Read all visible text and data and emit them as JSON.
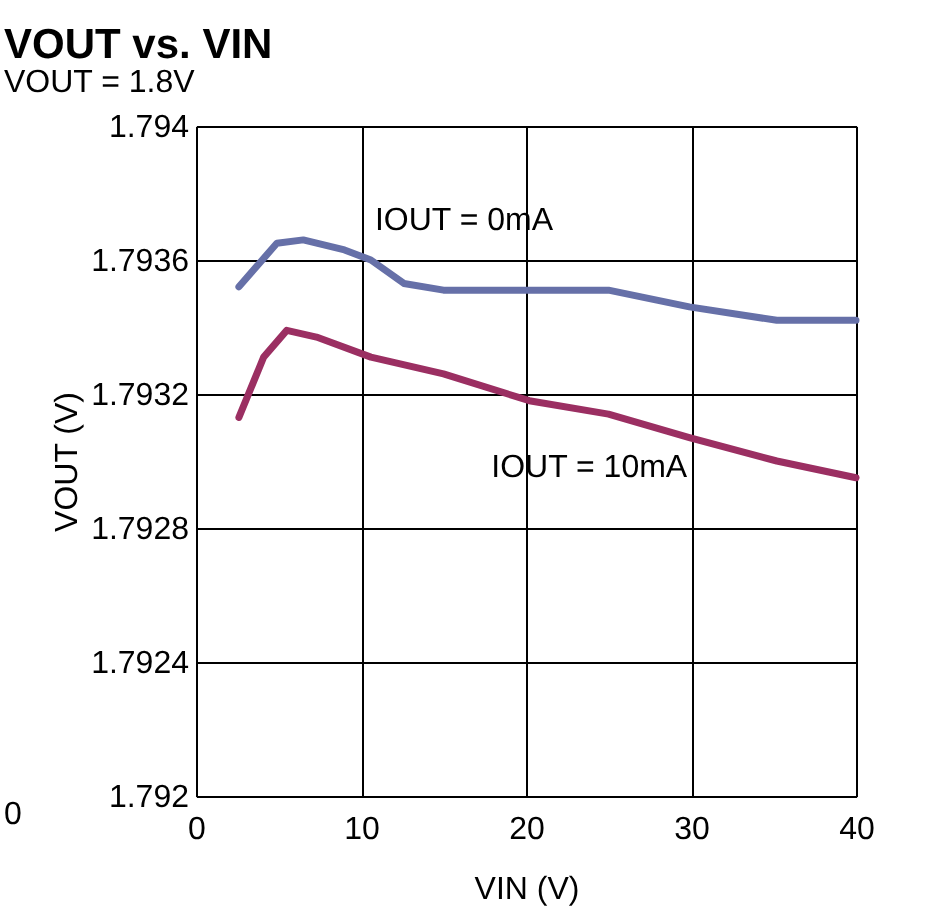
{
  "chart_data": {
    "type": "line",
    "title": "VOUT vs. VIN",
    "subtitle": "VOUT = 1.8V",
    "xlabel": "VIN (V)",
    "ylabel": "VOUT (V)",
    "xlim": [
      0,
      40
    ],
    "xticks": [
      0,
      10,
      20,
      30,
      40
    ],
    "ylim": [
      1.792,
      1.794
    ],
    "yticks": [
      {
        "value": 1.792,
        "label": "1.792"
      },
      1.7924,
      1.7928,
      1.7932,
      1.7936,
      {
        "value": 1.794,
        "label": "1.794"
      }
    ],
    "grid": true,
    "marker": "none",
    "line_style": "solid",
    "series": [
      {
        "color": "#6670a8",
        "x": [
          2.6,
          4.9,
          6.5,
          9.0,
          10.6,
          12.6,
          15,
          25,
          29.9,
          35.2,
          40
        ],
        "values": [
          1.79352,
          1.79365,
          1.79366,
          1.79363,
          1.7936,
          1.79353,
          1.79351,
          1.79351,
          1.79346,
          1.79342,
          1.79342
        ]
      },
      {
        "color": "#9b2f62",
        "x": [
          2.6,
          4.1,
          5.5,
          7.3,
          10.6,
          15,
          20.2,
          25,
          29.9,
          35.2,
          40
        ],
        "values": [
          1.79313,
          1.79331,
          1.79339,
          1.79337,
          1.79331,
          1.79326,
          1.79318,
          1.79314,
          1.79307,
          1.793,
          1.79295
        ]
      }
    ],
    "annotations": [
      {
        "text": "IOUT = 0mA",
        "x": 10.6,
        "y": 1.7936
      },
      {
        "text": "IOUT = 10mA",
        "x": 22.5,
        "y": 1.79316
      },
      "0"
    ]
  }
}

__What this task involves__: Pull out each line containing the word "text" and copy it.

__Completed task__:
Read all visible text and data and emit them as JSON.
        "text": "IOUT = 0mA",
        "text": "IOUT = 10mA",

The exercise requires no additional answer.